*WORK TO BE COMPLETED*.
Return the entries below verbatim. Pictures stay out.

Stored entries
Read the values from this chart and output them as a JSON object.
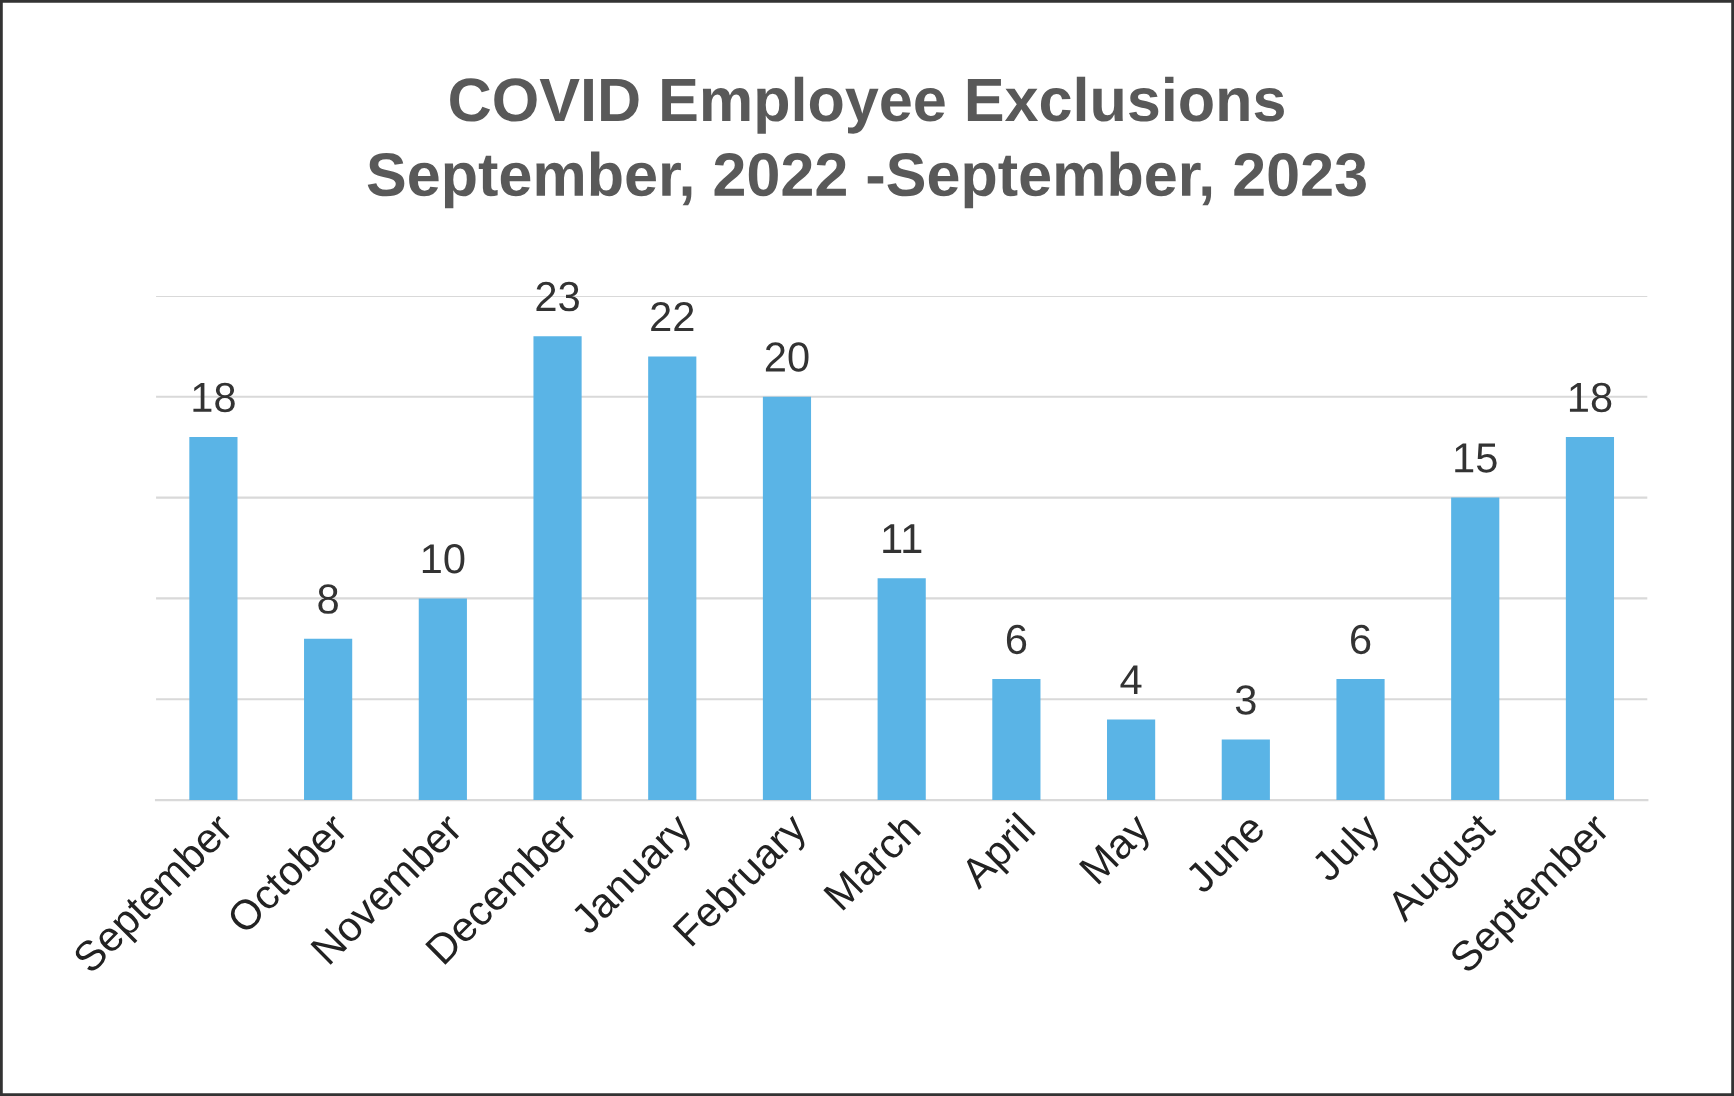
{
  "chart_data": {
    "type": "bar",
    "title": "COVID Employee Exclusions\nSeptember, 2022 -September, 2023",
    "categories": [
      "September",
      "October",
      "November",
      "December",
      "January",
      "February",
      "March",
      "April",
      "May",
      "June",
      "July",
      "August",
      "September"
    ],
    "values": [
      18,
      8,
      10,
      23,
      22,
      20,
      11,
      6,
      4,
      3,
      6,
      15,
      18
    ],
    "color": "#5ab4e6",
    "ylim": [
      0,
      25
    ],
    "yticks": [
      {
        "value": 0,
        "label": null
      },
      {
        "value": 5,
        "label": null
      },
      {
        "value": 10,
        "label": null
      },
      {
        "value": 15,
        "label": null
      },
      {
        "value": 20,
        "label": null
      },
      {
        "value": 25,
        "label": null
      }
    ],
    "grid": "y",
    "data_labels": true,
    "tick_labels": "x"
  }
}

*RESPONSE BELOW*.
Read the values from this chart and output them as a JSON object.
{
  "chart_data": {
    "type": "bar",
    "title": "COVID Employee Exclusions\nSeptember, 2022 -September, 2023",
    "categories": [
      "September",
      "October",
      "November",
      "December",
      "January",
      "February",
      "March",
      "April",
      "May",
      "June",
      "July",
      "August",
      "September"
    ],
    "values": [
      18,
      8,
      10,
      23,
      22,
      20,
      11,
      6,
      4,
      3,
      6,
      15,
      18
    ],
    "color": "#5ab4e6",
    "ylim": [
      0,
      25
    ],
    "yticks": [
      {
        "value": 0,
        "label": null
      },
      {
        "value": 5,
        "label": null
      },
      {
        "value": 10,
        "label": null
      },
      {
        "value": 15,
        "label": null
      },
      {
        "value": 20,
        "label": null
      },
      {
        "value": 25,
        "label": null
      }
    ],
    "grid": "y",
    "data_labels": true,
    "tick_labels": "x"
  }
}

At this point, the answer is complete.